▶ [To be done]
List every line below containing "selected".

start Data for the task

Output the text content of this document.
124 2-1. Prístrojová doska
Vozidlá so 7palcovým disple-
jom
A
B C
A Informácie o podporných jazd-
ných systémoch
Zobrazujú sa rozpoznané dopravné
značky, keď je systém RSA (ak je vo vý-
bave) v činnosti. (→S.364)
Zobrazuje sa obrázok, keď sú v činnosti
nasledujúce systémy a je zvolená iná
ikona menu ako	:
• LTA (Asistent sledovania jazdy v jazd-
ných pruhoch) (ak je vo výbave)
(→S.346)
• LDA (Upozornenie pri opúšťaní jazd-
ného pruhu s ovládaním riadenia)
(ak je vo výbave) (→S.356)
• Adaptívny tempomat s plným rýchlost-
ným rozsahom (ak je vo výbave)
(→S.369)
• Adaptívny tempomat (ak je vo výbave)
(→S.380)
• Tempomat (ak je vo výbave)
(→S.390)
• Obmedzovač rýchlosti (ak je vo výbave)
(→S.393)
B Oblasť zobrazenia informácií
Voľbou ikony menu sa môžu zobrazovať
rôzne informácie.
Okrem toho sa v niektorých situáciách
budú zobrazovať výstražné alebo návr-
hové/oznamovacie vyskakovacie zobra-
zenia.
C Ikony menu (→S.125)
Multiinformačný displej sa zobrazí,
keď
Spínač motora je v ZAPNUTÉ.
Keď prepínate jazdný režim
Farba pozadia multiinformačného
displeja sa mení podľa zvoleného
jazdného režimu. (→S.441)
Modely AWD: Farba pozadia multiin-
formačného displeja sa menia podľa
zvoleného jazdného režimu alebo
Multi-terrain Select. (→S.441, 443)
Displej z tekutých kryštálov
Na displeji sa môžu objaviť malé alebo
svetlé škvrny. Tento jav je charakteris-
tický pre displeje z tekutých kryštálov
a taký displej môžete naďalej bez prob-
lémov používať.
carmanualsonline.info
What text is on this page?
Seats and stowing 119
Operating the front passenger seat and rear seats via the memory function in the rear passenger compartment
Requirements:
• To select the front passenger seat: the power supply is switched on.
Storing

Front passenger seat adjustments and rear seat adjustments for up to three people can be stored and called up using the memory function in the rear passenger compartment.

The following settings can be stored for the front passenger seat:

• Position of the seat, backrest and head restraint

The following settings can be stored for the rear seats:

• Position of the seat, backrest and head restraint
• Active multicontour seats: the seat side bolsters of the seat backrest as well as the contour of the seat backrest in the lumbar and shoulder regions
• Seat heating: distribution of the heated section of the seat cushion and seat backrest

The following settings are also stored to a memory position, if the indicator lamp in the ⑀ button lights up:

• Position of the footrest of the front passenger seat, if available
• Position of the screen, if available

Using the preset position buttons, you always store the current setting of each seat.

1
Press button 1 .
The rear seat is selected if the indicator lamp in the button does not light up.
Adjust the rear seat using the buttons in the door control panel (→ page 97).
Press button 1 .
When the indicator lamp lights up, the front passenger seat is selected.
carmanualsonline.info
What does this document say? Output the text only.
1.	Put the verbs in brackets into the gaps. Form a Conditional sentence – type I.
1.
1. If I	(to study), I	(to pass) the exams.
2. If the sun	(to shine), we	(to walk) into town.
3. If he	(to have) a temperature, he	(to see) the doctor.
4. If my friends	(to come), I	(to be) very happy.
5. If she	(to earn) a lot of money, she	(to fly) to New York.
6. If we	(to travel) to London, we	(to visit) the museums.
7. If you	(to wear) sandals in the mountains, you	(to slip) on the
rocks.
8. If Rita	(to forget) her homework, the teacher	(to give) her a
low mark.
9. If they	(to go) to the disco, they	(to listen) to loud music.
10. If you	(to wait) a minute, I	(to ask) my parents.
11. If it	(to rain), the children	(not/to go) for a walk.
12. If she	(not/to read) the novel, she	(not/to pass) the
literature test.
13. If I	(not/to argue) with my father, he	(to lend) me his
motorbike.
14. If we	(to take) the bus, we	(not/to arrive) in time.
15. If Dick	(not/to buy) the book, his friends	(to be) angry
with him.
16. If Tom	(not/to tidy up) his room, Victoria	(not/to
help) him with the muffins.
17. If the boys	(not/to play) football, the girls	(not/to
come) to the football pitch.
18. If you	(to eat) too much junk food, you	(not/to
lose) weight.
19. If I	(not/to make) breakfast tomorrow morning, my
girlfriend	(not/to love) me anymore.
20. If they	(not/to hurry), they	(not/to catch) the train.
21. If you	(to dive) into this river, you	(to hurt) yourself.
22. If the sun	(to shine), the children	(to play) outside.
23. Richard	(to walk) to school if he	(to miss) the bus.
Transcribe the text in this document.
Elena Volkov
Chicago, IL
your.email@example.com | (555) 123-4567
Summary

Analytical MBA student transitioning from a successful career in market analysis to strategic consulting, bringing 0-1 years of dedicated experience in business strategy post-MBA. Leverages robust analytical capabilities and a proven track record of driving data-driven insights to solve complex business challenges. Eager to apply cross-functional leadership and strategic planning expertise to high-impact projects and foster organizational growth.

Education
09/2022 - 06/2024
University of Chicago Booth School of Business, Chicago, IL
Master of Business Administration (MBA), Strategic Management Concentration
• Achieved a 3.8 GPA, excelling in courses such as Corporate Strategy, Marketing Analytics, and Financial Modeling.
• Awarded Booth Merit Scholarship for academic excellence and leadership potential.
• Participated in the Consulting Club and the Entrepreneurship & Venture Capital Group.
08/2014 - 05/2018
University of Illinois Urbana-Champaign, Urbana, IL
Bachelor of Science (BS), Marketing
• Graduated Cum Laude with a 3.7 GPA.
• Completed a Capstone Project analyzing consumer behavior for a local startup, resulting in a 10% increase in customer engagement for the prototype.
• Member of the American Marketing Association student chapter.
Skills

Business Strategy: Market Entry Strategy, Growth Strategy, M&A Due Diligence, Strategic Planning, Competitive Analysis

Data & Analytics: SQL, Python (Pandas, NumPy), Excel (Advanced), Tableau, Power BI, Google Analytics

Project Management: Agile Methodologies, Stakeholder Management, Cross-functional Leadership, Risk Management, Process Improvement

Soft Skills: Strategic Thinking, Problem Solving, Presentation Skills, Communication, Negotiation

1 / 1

end Data for the task

▶ [Expected answer]
The rear seat is selected if the indicator lamp in the button does not light up.
When the indicator lamp lights up, the front passenger seat is selected.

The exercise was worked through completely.